═══ Records shown ═══
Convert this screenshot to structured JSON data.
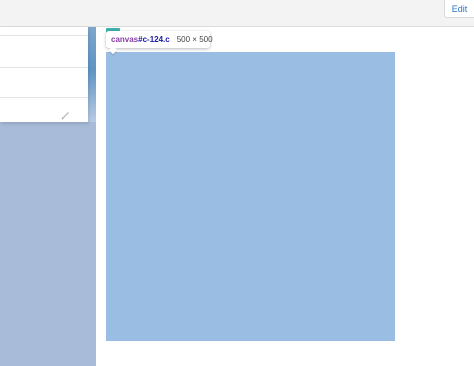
{
  "toolbar": {
    "edit_label": "Edit",
    "accent_color": "#2a74c9"
  },
  "inspector_tooltip": {
    "element_tag": "canvas",
    "element_selector": "#c-124.c",
    "element_size": "500 × 500"
  },
  "side_panel": {
    "edit_icon": "pencil-icon"
  },
  "colors": {
    "canvas_fill": "#9abde4",
    "left_background": "#a8bbd9",
    "selector_tag_color": "#8a3ea7",
    "selector_id_color": "#1a1aa6"
  }
}
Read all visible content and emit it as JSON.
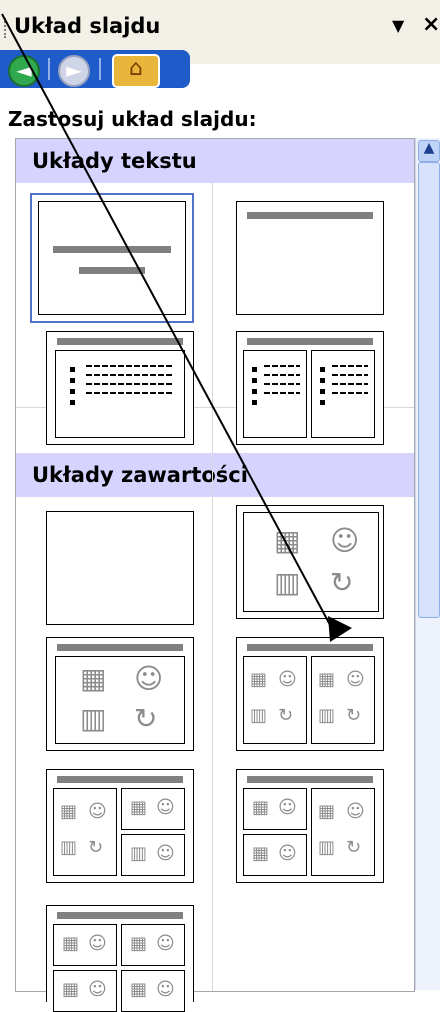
{
  "pane": {
    "title": "Układ slajdu",
    "dropdown_glyph": "▼",
    "close_glyph": "×",
    "apply_label": "Zastosuj układ slajdu:"
  },
  "nav": {
    "back_glyph": "◄",
    "forward_glyph": "►",
    "home_glyph": "⌂",
    "back_icon": "back-arrow-icon",
    "forward_icon": "forward-arrow-icon",
    "home_icon": "home-icon"
  },
  "sections": {
    "text_layouts": "Układy tekstu",
    "content_layouts": "Układy zawartości"
  },
  "content_icons": {
    "table_glyph": "▦",
    "person_glyph": "☺",
    "chart_glyph": "▥",
    "org_glyph": "↻"
  },
  "colors": {
    "title_bar": "#f3f1e7",
    "section_band": "#d6d3ff",
    "selection": "#5073c8",
    "nav_bar": "#1f5cc9"
  }
}
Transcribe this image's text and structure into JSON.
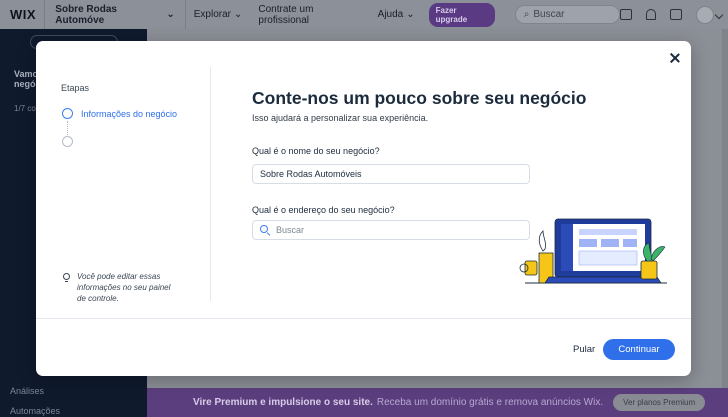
{
  "topbar": {
    "logo": "WIX",
    "site_name": "Sobre Rodas Automóve",
    "nav": [
      "Explorar",
      "Contrate um profissional",
      "Ajuda"
    ],
    "upgrade_label": "Fazer upgrade",
    "search_placeholder": "Buscar"
  },
  "sidebar": {
    "vamos": "Vamo",
    "negoc": "negóc",
    "progress": "1/7 co",
    "analises": "Análises",
    "automacoes": "Automações"
  },
  "promo": {
    "bold": "Vire Premium e impulsione o seu site.",
    "text": "Receba um domínio grátis e remova anúncios Wix.",
    "button": "Ver planos Premium"
  },
  "modal": {
    "steps_title": "Etapas",
    "steps": [
      {
        "label": "Informações do negócio",
        "active": true
      },
      {
        "label": "",
        "active": false
      }
    ],
    "tip": "Você pode editar essas informações no seu painel de controle.",
    "heading": "Conte-nos um pouco sobre seu negócio",
    "subheading": "Isso ajudará a personalizar sua experiência.",
    "name_question": "Qual é o nome do seu negócio?",
    "name_value": "Sobre Rodas Automóveis",
    "address_question": "Qual é o endereço do seu negócio?",
    "address_placeholder": "Buscar",
    "skip_label": "Pular",
    "continue_label": "Continuar"
  },
  "colors": {
    "accent": "#2f6fea",
    "sidebar_bg": "#0f1a2d",
    "promo_bg": "#5b3e7e"
  }
}
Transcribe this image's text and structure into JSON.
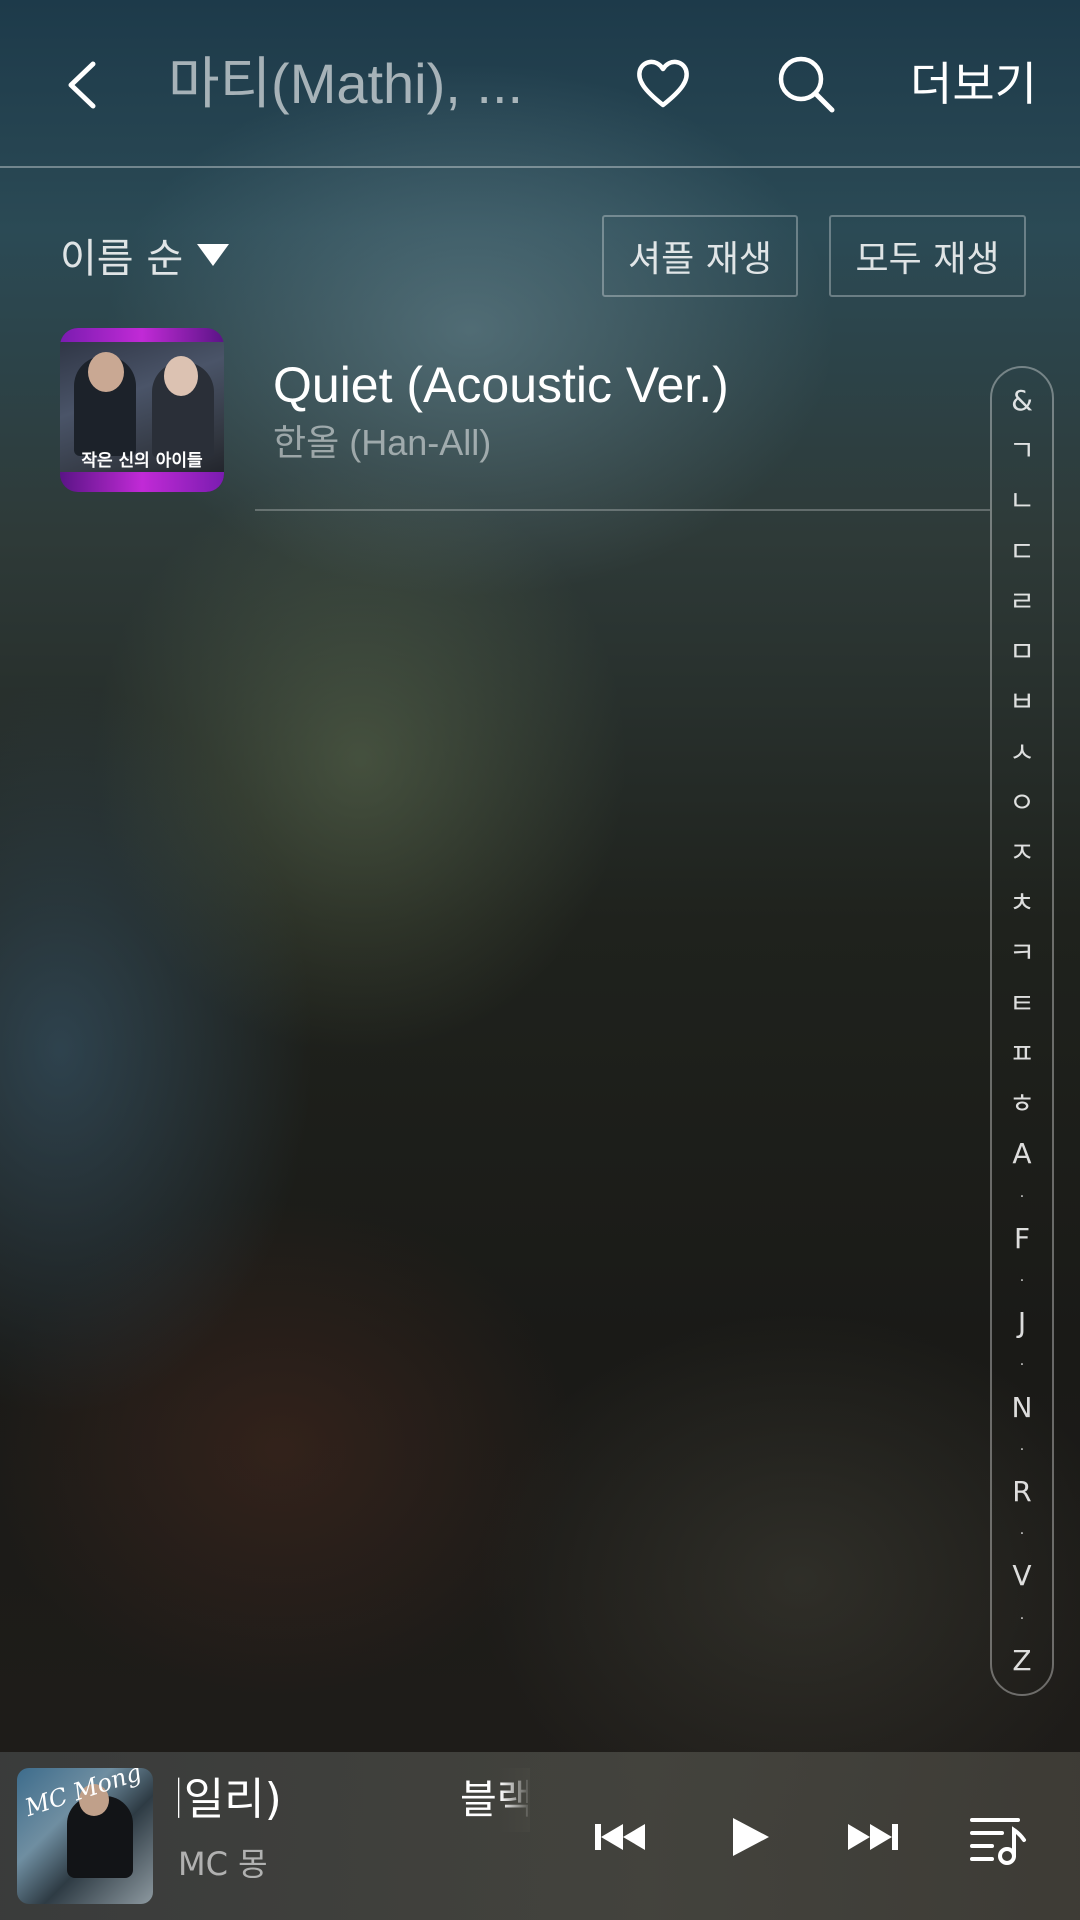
{
  "header": {
    "title": "마티(Mathi), ...",
    "more_label": "더보기"
  },
  "toolbar": {
    "sort_label": "이름 순",
    "shuffle_label": "셔플 재생",
    "play_all_label": "모두 재생"
  },
  "tracks": [
    {
      "title": "Quiet (Acoustic Ver.)",
      "artist": "한올 (Han-All)",
      "art_text": "작은 신의 아이들"
    }
  ],
  "index_bar": [
    "&",
    "ㄱ",
    "ㄴ",
    "ㄷ",
    "ㄹ",
    "ㅁ",
    "ㅂ",
    "ㅅ",
    "ㅇ",
    "ㅈ",
    "ㅊ",
    "ㅋ",
    "ㅌ",
    "ㅍ",
    "ㅎ",
    "A",
    "·",
    "F",
    "·",
    "J",
    "·",
    "N",
    "·",
    "R",
    "·",
    "V",
    "·",
    "Z"
  ],
  "mini_player": {
    "title": "t. 에일리)",
    "next_title": "블랙",
    "artist": "MC 몽",
    "art_text": "MC Mong"
  },
  "icons": {
    "back": "chevron-left-icon",
    "heart": "heart-icon",
    "search": "search-icon",
    "prev": "skip-previous-icon",
    "play": "play-icon",
    "next": "skip-next-icon",
    "queue": "playlist-music-icon"
  }
}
═══
• **Task instructions**:
The records above are to be quoted exactly, with all pictures left out.

• **Task output**:
Convert this screenshot to structured JSON data.
{
  "toolbar": {
    "edit_label": "Edit",
    "accent_color": "#2a74c9"
  },
  "inspector_tooltip": {
    "element_tag": "canvas",
    "element_selector": "#c-124.c",
    "element_size": "500 × 500"
  },
  "side_panel": {
    "edit_icon": "pencil-icon"
  },
  "colors": {
    "canvas_fill": "#9abde4",
    "left_background": "#a8bbd9",
    "selector_tag_color": "#8a3ea7",
    "selector_id_color": "#1a1aa6"
  }
}
Read all visible content and emit it as JSON.
{
  "pane": {
    "title": "Układ slajdu",
    "dropdown_glyph": "▼",
    "close_glyph": "×",
    "apply_label": "Zastosuj układ slajdu:"
  },
  "nav": {
    "back_glyph": "◄",
    "forward_glyph": "►",
    "home_glyph": "⌂",
    "back_icon": "back-arrow-icon",
    "forward_icon": "forward-arrow-icon",
    "home_icon": "home-icon"
  },
  "sections": {
    "text_layouts": "Układy tekstu",
    "content_layouts": "Układy zawartości"
  },
  "content_icons": {
    "table_glyph": "▦",
    "person_glyph": "☺",
    "chart_glyph": "▥",
    "org_glyph": "↻"
  },
  "colors": {
    "title_bar": "#f3f1e7",
    "section_band": "#d6d3ff",
    "selection": "#5073c8",
    "nav_bar": "#1f5cc9"
  }
}
Transcribe this image's text and structure into JSON.
{
  "topbar": {
    "logo": "WIX",
    "site_name": "Sobre Rodas Automóve",
    "nav": [
      "Explorar",
      "Contrate um profissional",
      "Ajuda"
    ],
    "upgrade_label": "Fazer upgrade",
    "search_placeholder": "Buscar"
  },
  "sidebar": {
    "vamos": "Vamo",
    "negoc": "negóc",
    "progress": "1/7 co",
    "analises": "Análises",
    "automacoes": "Automações"
  },
  "promo": {
    "bold": "Vire Premium e impulsione o seu site.",
    "text": "Receba um domínio grátis e remova anúncios Wix.",
    "button": "Ver planos Premium"
  },
  "modal": {
    "steps_title": "Etapas",
    "steps": [
      {
        "label": "Informações do negócio",
        "active": true
      },
      {
        "label": "",
        "active": false
      }
    ],
    "tip": "Você pode editar essas informações no seu painel de controle.",
    "heading": "Conte-nos um pouco sobre seu negócio",
    "subheading": "Isso ajudará a personalizar sua experiência.",
    "name_question": "Qual é o nome do seu negócio?",
    "name_value": "Sobre Rodas Automóveis",
    "address_question": "Qual é o endereço do seu negócio?",
    "address_placeholder": "Buscar",
    "skip_label": "Pular",
    "continue_label": "Continuar"
  },
  "colors": {
    "accent": "#2f6fea",
    "sidebar_bg": "#0f1a2d",
    "promo_bg": "#5b3e7e"
  }
}
Transcribe this image's text and structure into JSON.
{
  "header": {
    "title": "마티(Mathi), ...",
    "more_label": "더보기"
  },
  "toolbar": {
    "sort_label": "이름 순",
    "shuffle_label": "셔플 재생",
    "play_all_label": "모두 재생"
  },
  "tracks": [
    {
      "title": "Quiet (Acoustic Ver.)",
      "artist": "한올 (Han-All)",
      "art_text": "작은 신의 아이들"
    }
  ],
  "index_bar": [
    "&",
    "ㄱ",
    "ㄴ",
    "ㄷ",
    "ㄹ",
    "ㅁ",
    "ㅂ",
    "ㅅ",
    "ㅇ",
    "ㅈ",
    "ㅊ",
    "ㅋ",
    "ㅌ",
    "ㅍ",
    "ㅎ",
    "A",
    "·",
    "F",
    "·",
    "J",
    "·",
    "N",
    "·",
    "R",
    "·",
    "V",
    "·",
    "Z"
  ],
  "mini_player": {
    "title": "t. 에일리)",
    "next_title": "블랙",
    "artist": "MC 몽",
    "art_text": "MC Mong"
  },
  "icons": {
    "back": "chevron-left-icon",
    "heart": "heart-icon",
    "search": "search-icon",
    "prev": "skip-previous-icon",
    "play": "play-icon",
    "next": "skip-next-icon",
    "queue": "playlist-music-icon"
  }
}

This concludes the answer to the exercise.